- [DIRECTIVE] Scan the material for the word "anareo", and copy each line where it shows up.

Some records:
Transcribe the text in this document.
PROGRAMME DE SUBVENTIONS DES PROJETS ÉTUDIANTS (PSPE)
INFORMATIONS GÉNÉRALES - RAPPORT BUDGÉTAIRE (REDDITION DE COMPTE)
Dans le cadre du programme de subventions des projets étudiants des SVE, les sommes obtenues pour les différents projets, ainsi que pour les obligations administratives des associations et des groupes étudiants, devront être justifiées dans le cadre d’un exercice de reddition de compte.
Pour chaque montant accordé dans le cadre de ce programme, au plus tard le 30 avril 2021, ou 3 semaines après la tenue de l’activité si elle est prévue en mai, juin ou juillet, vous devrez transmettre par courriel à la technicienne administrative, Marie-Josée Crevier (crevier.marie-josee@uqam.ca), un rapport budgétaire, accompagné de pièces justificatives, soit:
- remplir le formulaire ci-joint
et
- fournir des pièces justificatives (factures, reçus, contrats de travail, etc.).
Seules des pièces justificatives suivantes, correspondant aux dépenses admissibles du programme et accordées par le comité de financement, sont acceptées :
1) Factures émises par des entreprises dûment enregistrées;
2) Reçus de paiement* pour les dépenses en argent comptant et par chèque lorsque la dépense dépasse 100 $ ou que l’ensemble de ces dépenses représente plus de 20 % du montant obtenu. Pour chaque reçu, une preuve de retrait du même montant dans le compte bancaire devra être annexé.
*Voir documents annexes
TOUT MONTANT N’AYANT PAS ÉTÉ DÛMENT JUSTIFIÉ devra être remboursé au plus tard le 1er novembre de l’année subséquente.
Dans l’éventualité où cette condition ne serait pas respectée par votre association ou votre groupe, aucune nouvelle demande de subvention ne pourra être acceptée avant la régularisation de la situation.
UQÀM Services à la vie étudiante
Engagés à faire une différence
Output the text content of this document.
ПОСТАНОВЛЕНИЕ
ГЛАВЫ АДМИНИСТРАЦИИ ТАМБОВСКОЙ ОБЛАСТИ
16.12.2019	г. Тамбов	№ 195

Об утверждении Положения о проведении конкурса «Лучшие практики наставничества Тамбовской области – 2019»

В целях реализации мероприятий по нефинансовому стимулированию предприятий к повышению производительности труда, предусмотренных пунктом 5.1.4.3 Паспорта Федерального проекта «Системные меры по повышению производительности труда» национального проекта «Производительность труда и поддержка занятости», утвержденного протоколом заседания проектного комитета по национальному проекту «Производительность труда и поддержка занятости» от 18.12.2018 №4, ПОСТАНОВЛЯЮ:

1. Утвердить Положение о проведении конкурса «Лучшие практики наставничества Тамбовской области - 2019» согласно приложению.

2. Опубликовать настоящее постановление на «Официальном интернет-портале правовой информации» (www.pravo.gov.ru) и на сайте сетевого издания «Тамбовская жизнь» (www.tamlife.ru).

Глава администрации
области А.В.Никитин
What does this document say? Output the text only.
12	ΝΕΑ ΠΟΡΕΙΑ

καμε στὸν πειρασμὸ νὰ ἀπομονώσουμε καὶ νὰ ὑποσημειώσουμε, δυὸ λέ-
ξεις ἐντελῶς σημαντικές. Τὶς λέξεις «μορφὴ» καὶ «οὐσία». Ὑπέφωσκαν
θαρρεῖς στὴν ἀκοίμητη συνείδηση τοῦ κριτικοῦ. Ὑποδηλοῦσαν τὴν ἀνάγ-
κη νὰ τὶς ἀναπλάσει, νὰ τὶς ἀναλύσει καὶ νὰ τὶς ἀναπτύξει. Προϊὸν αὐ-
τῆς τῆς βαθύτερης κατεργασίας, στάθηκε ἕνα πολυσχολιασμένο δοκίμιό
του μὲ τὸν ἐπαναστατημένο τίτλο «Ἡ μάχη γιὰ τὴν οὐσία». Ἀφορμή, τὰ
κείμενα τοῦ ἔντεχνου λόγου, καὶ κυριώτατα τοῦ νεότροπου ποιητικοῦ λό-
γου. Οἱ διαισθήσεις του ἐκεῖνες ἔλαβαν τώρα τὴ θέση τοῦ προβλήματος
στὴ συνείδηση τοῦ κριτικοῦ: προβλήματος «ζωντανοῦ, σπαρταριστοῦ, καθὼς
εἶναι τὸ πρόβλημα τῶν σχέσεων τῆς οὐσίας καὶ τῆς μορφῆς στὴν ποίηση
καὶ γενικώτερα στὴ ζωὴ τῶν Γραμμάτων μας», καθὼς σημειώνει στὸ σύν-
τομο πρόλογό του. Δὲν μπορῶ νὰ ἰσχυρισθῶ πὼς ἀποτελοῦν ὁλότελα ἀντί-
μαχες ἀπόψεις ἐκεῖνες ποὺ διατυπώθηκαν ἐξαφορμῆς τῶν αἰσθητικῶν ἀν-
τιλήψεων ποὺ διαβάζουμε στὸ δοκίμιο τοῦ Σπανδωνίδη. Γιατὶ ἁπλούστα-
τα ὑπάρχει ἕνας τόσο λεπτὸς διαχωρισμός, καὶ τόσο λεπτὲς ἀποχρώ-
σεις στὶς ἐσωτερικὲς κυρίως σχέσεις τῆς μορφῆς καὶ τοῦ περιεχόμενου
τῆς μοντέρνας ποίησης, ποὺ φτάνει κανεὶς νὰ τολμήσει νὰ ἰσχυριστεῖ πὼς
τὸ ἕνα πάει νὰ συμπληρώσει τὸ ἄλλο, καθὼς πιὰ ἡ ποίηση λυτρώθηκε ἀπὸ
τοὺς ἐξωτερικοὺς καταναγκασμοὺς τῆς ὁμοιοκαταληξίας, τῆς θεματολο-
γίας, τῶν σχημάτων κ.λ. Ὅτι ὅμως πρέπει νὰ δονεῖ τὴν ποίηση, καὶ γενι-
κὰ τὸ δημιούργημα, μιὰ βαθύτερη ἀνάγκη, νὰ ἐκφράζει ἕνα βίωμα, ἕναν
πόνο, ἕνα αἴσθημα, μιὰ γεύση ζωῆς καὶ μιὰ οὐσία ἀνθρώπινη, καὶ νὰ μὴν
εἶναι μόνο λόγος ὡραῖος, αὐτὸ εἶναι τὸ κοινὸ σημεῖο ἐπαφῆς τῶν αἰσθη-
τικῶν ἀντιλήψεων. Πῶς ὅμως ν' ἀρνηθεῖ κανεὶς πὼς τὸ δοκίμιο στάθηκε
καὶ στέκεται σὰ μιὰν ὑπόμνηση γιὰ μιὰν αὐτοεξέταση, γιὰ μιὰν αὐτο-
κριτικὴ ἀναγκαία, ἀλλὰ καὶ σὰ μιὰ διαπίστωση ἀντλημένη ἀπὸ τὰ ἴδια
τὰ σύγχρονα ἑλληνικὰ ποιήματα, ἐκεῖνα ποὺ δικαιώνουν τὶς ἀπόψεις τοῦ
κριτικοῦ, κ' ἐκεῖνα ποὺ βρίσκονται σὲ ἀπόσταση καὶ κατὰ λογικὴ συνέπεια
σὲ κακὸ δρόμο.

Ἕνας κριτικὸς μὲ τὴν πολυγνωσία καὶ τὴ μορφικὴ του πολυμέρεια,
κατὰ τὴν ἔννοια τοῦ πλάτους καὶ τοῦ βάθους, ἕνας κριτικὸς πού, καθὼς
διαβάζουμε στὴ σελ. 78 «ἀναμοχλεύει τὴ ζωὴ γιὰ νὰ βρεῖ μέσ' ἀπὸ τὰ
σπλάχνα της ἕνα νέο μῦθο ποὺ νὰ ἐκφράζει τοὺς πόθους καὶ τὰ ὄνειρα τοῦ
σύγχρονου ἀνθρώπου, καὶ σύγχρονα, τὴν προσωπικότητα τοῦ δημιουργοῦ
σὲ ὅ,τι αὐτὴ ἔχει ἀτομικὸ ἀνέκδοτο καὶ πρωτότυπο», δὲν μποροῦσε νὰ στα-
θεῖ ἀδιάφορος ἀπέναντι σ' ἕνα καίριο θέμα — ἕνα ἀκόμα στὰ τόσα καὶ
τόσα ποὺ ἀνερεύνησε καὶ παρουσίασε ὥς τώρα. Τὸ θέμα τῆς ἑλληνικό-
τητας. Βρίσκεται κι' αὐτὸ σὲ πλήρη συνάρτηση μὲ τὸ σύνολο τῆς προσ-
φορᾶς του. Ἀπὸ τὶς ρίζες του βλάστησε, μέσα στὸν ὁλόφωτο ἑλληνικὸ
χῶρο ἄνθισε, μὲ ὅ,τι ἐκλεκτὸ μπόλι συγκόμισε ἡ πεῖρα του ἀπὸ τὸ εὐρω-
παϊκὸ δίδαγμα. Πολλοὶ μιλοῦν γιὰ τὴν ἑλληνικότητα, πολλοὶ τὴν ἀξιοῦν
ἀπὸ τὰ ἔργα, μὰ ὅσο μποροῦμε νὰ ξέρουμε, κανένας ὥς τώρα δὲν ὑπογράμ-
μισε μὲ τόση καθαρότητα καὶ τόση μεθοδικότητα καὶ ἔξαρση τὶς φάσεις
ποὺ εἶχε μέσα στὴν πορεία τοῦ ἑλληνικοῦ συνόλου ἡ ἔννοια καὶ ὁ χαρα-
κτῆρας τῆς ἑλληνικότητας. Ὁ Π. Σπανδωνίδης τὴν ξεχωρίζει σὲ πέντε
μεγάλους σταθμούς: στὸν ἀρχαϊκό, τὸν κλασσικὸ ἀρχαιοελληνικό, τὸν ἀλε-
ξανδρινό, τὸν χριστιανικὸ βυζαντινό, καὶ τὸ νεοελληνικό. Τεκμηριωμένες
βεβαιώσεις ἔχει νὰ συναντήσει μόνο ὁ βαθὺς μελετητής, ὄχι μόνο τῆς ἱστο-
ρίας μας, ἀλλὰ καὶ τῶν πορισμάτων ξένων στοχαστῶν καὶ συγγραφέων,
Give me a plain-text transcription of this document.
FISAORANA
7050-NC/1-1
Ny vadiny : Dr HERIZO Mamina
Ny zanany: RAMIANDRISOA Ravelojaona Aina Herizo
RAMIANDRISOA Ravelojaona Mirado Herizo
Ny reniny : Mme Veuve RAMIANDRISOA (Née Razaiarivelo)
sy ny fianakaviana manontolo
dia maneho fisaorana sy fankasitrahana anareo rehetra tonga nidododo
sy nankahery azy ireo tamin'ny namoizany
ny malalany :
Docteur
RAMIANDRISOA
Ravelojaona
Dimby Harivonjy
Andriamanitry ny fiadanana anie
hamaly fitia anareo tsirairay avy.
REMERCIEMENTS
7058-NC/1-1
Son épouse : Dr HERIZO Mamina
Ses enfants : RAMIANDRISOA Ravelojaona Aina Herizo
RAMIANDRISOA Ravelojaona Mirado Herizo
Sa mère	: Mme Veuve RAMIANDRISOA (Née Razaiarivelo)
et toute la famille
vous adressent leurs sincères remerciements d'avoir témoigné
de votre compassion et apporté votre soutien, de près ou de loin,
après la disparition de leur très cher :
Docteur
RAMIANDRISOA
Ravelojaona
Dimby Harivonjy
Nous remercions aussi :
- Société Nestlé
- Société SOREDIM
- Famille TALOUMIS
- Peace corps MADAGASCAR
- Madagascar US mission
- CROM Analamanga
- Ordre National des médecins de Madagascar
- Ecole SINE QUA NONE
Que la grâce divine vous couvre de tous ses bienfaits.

- [THE ANSWER]
dia maneho fisaorana sy fankasitrahana anareo rehetra tonga nidododo
hamaly fitia anareo tsirairay avy.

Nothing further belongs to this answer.